» Exercise instructions:
Go through the listing and copy every line word for word.

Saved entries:
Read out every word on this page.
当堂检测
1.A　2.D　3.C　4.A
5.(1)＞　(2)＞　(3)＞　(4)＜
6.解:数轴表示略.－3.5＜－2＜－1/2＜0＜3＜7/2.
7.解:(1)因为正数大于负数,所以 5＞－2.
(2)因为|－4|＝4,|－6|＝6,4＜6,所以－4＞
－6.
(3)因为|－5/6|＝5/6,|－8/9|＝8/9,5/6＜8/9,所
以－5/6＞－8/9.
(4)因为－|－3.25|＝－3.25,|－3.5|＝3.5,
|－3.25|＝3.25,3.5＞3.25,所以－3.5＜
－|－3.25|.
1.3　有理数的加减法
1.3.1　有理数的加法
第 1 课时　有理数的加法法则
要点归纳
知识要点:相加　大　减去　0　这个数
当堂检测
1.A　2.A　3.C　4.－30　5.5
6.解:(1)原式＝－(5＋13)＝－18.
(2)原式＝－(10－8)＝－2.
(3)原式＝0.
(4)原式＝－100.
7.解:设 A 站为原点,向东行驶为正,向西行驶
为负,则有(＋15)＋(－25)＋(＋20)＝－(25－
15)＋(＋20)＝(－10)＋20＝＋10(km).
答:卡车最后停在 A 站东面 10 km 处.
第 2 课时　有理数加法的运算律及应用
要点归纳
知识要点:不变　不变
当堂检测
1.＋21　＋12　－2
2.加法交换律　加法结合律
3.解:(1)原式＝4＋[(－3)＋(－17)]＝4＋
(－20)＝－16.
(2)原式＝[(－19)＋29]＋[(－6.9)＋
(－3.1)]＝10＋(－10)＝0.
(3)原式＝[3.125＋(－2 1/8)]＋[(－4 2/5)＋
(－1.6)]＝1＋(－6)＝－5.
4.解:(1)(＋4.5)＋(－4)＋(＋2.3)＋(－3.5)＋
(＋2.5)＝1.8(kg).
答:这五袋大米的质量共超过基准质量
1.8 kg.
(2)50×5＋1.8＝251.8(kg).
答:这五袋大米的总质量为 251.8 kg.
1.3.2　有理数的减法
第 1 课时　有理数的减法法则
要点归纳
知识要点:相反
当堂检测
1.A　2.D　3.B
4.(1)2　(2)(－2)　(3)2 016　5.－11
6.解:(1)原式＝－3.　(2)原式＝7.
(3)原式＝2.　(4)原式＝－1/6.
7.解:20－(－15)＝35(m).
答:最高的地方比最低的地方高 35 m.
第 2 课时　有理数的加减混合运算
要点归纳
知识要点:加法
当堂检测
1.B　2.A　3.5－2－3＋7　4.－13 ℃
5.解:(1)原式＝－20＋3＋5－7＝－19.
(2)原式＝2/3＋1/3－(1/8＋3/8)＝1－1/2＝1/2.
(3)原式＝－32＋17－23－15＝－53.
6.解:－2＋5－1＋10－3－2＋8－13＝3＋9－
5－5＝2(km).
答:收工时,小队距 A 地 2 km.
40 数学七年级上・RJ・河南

» Answer to this exercise:
Read out every word on this page.
当堂检测
1.A　2.D　3.C　4.A
5.(1)＞　(2)＞　(3)＞　(4)＜
6.解:数轴表示略.－3.5＜－2＜－1/2＜0＜3＜7/2.
7.解:(1)因为正数大于负数,所以 5＞－2.
(2)因为|－4|＝4,|－6|＝6,4＜6,所以－4＞
－6.
(3)因为|－5/6|＝5/6,|－8/9|＝8/9,5/6＜8/9,所
以－5/6＞－8/9.
(4)因为－|－3.25|＝－3.25,|－3.5|＝3.5,
|－3.25|＝3.25,3.5＞3.25,所以－3.5＜
－|－3.25|.
1.3　有理数的加减法
1.3.1　有理数的加法
第 1 课时　有理数的加法法则
要点归纳
知识要点:相加　大　减去　0　这个数
当堂检测
1.A　2.A　3.C　4.－30　5.5
6.解:(1)原式＝－(5＋13)＝－18.
(2)原式＝－(10－8)＝－2.
(3)原式＝0.
(4)原式＝－100.
7.解:设 A 站为原点,向东行驶为正,向西行驶
为负,则有(＋15)＋(－25)＋(＋20)＝－(25－
15)＋(＋20)＝(－10)＋20＝＋10(km).
答:卡车最后停在 A 站东面 10 km 处.
第 2 课时　有理数加法的运算律及应用
要点归纳
知识要点:不变　不变
当堂检测
1.＋21　＋12　－2
2.加法交换律　加法结合律
3.解:(1)原式＝4＋[(－3)＋(－17)]＝4＋
(－20)＝－16.
(2)原式＝[(－19)＋29]＋[(－6.9)＋
(－3.1)]＝10＋(－10)＝0.
(3)原式＝[3.125＋(－2 1/8)]＋[(－4 2/5)＋
(－1.6)]＝1＋(－6)＝－5.
4.解:(1)(＋4.5)＋(－4)＋(＋2.3)＋(－3.5)＋
(＋2.5)＝1.8(kg).
答:这五袋大米的质量共超过基准质量
1.8 kg.
(2)50×5＋1.8＝251.8(kg).
答:这五袋大米的总质量为 251.8 kg.
1.3.2　有理数的减法
第 1 课时　有理数的减法法则
要点归纳
知识要点:相反
当堂检测
1.A　2.D　3.B
4.(1)2　(2)(－2)　(3)2 016　5.－11
6.解:(1)原式＝－3.　(2)原式＝7.
(3)原式＝2.　(4)原式＝－1/6.
7.解:20－(－15)＝35(m).
答:最高的地方比最低的地方高 35 m.
第 2 课时　有理数的加减混合运算
要点归纳
知识要点:加法
当堂检测
1.B　2.A　3.5－2－3＋7　4.－13 ℃
5.解:(1)原式＝－20＋3＋5－7＝－19.
(2)原式＝2/3＋1/3－(1/8＋3/8)＝1－1/2＝1/2.
(3)原式＝－32＋17－23－15＝－53.
6.解:－2＋5－1＋10－3－2＋8－13＝3＋9－
5－5＝2(km).
答:收工时,小队距 A 地 2 km.
40 数学七年级上・RJ・河南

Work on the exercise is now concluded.